* Dane współrzędnych układu:
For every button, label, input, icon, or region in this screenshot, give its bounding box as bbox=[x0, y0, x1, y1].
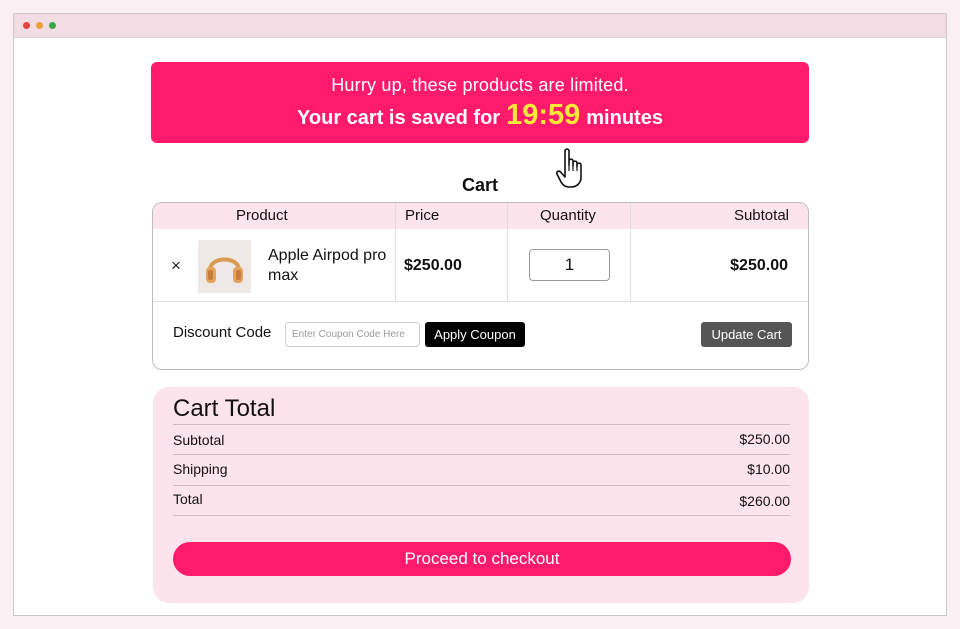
column-header-product: Product bbox=[236, 207, 288, 224]
cart-heading: Cart bbox=[461, 175, 498, 195]
shipping-value: $10.00 bbox=[747, 461, 790, 477]
coupon-code-input[interactable] bbox=[285, 322, 420, 347]
subtotal-label: Subtotal bbox=[173, 432, 225, 448]
column-divider bbox=[395, 203, 396, 301]
cart-table-header: Product Price Quantity Subtotal bbox=[153, 203, 808, 229]
column-header-price: Price bbox=[405, 207, 440, 224]
column-divider bbox=[630, 203, 631, 301]
banner-message: Hurry up, these products are limited. bbox=[331, 75, 629, 95]
total-label: Total bbox=[173, 491, 203, 507]
minimize-window-button[interactable] bbox=[36, 22, 43, 29]
quantity-input[interactable]: 1 bbox=[529, 249, 610, 281]
window-titlebar bbox=[14, 14, 946, 38]
item-subtotal: $250.00 bbox=[730, 257, 788, 274]
totals-divider bbox=[173, 515, 790, 516]
update-cart-button[interactable]: Update Cart bbox=[701, 322, 792, 347]
totals-divider bbox=[173, 485, 790, 486]
totals-divider bbox=[173, 454, 790, 455]
cart-total-title: Cart Total bbox=[173, 395, 276, 422]
banner-timer-suffix: minutes bbox=[586, 107, 663, 129]
row-divider bbox=[153, 301, 808, 302]
maximize-window-button[interactable] bbox=[49, 22, 56, 29]
proceed-to-checkout-button[interactable]: Proceed to checkout bbox=[173, 542, 791, 576]
item-price: $250.00 bbox=[404, 257, 462, 274]
browser-window: Hurry up, these products are limited. Yo… bbox=[13, 13, 947, 616]
remove-item-button[interactable]: × bbox=[171, 256, 181, 276]
total-value: $260.00 bbox=[739, 493, 790, 509]
product-image bbox=[198, 240, 251, 293]
countdown-timer: 19:59 bbox=[506, 99, 581, 131]
close-window-button[interactable] bbox=[23, 22, 30, 29]
product-name[interactable]: Apple Airpod pro max bbox=[268, 246, 388, 286]
subtotal-value: $250.00 bbox=[739, 431, 790, 447]
banner-timer-line: Your cart is saved for 19:59 minutes bbox=[151, 99, 809, 132]
urgency-banner: Hurry up, these products are limited. Yo… bbox=[151, 62, 809, 143]
banner-timer-prefix: Your cart is saved for bbox=[297, 107, 501, 129]
totals-divider bbox=[173, 424, 790, 425]
discount-code-label: Discount Code bbox=[173, 324, 272, 341]
column-header-subtotal: Subtotal bbox=[733, 207, 789, 224]
column-divider bbox=[507, 203, 508, 301]
shipping-label: Shipping bbox=[173, 461, 228, 477]
cart-totals-panel: Cart Total Subtotal $250.00 Shipping $10… bbox=[153, 387, 809, 603]
cart-table: Product Price Quantity Subtotal × Apple … bbox=[152, 202, 809, 370]
apply-coupon-button[interactable]: Apply Coupon bbox=[425, 322, 525, 347]
column-header-quantity: Quantity bbox=[540, 207, 596, 224]
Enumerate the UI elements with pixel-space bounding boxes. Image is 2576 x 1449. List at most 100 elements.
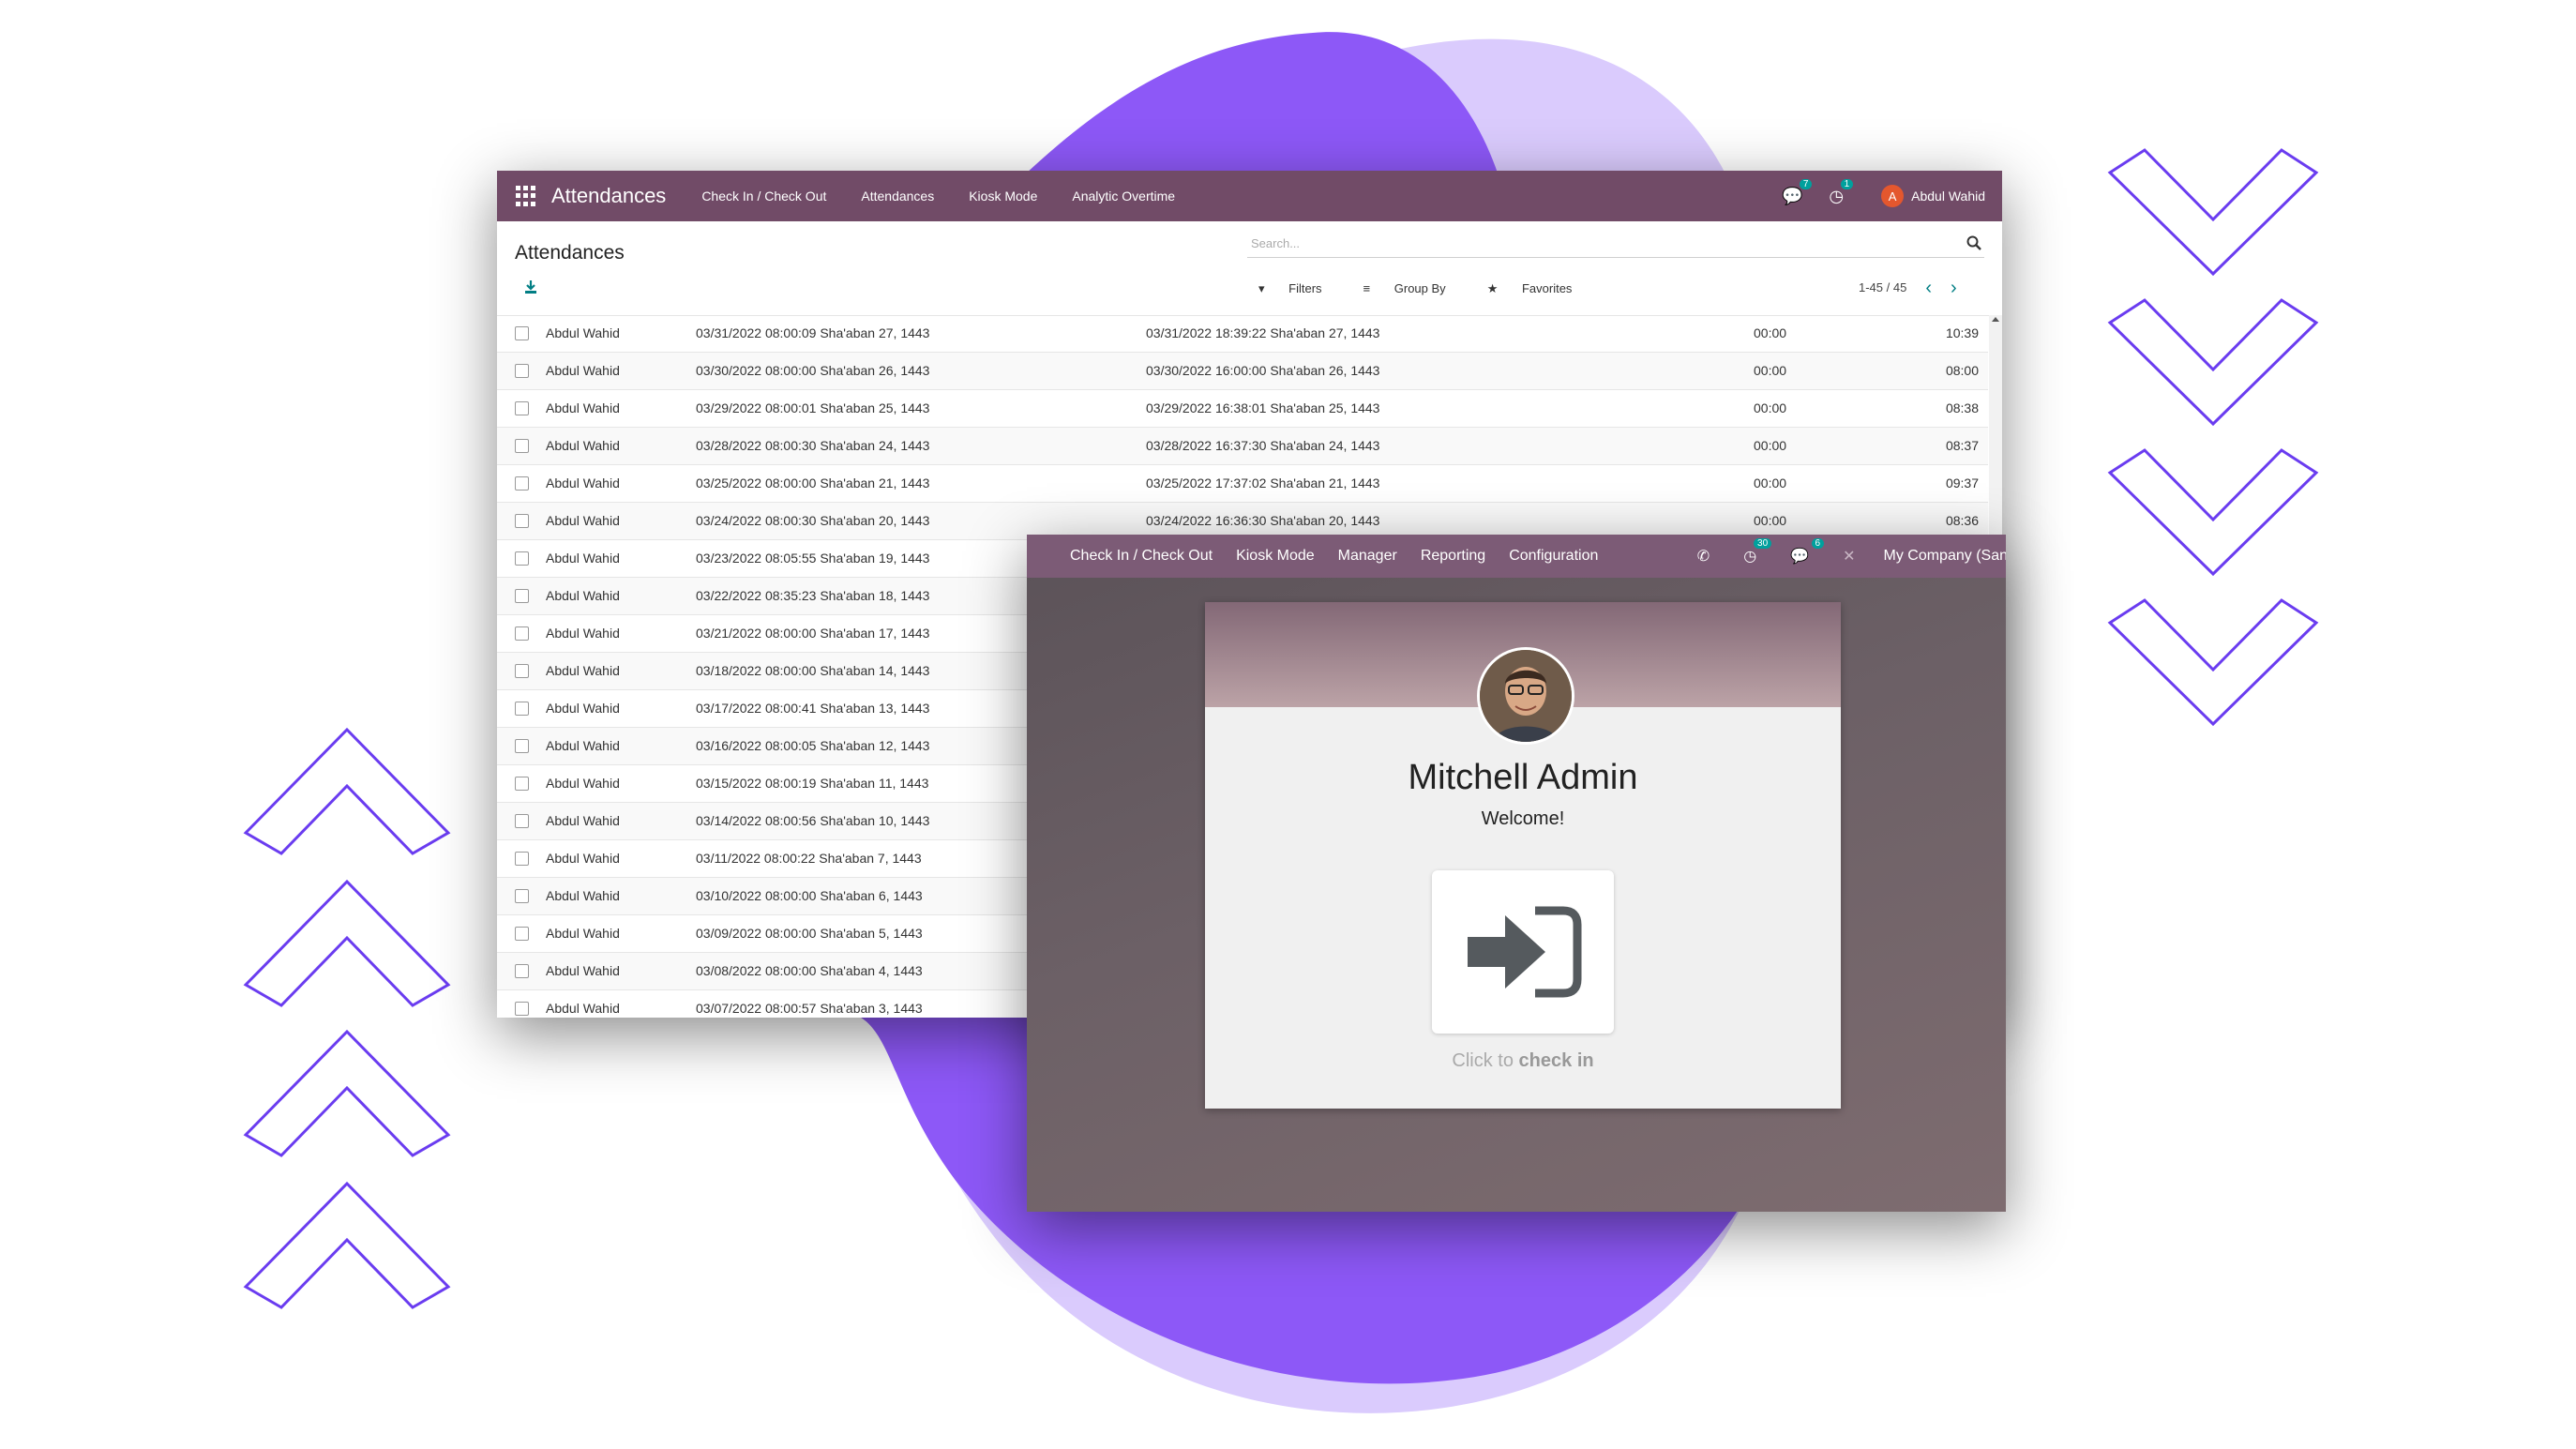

* Polecenie:
Zwróć wszystkie powyższe wpisy wiersz po wierszu, bez żadnych zmian. Obrazy pomiń w odpowiedzi.

* Wynik ćwiczenia:
For every button, label, input, icon, or region in this screenshot, give its bounding box as bbox=[x0, y0, x1, y1].
column-header-product: Product bbox=[236, 207, 288, 224]
cart-heading: Cart bbox=[461, 175, 498, 195]
shipping-value: $10.00 bbox=[747, 461, 790, 477]
coupon-code-input[interactable] bbox=[285, 322, 420, 347]
subtotal-label: Subtotal bbox=[173, 432, 225, 448]
column-divider bbox=[395, 203, 396, 301]
cart-table-header: Product Price Quantity Subtotal bbox=[153, 203, 808, 229]
column-header-price: Price bbox=[405, 207, 440, 224]
column-divider bbox=[630, 203, 631, 301]
banner-message: Hurry up, these products are limited. bbox=[331, 75, 629, 95]
total-label: Total bbox=[173, 491, 203, 507]
minimize-window-button[interactable] bbox=[36, 22, 43, 29]
quantity-input[interactable]: 1 bbox=[529, 249, 610, 281]
window-titlebar bbox=[14, 14, 946, 38]
item-subtotal: $250.00 bbox=[730, 257, 788, 274]
totals-divider bbox=[173, 515, 790, 516]
update-cart-button[interactable]: Update Cart bbox=[701, 322, 792, 347]
totals-divider bbox=[173, 485, 790, 486]
totals-divider bbox=[173, 454, 790, 455]
cart-total-title: Cart Total bbox=[173, 395, 276, 422]
banner-timer-suffix: minutes bbox=[586, 107, 663, 129]
row-divider bbox=[153, 301, 808, 302]
maximize-window-button[interactable] bbox=[49, 22, 56, 29]
proceed-to-checkout-button[interactable]: Proceed to checkout bbox=[173, 542, 791, 576]
item-price: $250.00 bbox=[404, 257, 462, 274]
browser-window: Hurry up, these products are limited. Yo… bbox=[13, 13, 947, 616]
remove-item-button[interactable]: × bbox=[171, 256, 181, 276]
total-value: $260.00 bbox=[739, 493, 790, 509]
product-image bbox=[198, 240, 251, 293]
countdown-timer: 19:59 bbox=[506, 99, 581, 131]
close-window-button[interactable] bbox=[23, 22, 30, 29]
product-name[interactable]: Apple Airpod pro max bbox=[268, 246, 388, 286]
subtotal-value: $250.00 bbox=[739, 431, 790, 447]
banner-timer-line: Your cart is saved for 19:59 minutes bbox=[151, 99, 809, 132]
urgency-banner: Hurry up, these products are limited. Yo… bbox=[151, 62, 809, 143]
banner-timer-prefix: Your cart is saved for bbox=[297, 107, 501, 129]
totals-divider bbox=[173, 424, 790, 425]
discount-code-label: Discount Code bbox=[173, 324, 272, 341]
column-header-subtotal: Subtotal bbox=[733, 207, 789, 224]
column-divider bbox=[507, 203, 508, 301]
shipping-label: Shipping bbox=[173, 461, 228, 477]
cart-totals-panel: Cart Total Subtotal $250.00 Shipping $10… bbox=[153, 387, 809, 603]
cart-table: Product Price Quantity Subtotal × Apple … bbox=[152, 202, 809, 370]
apply-coupon-button[interactable]: Apply Coupon bbox=[425, 322, 525, 347]
column-header-quantity: Quantity bbox=[540, 207, 596, 224]
Enumerate the UI elements with pixel-space bounding boxes. Image is 2576 x 1449. List at most 100 elements.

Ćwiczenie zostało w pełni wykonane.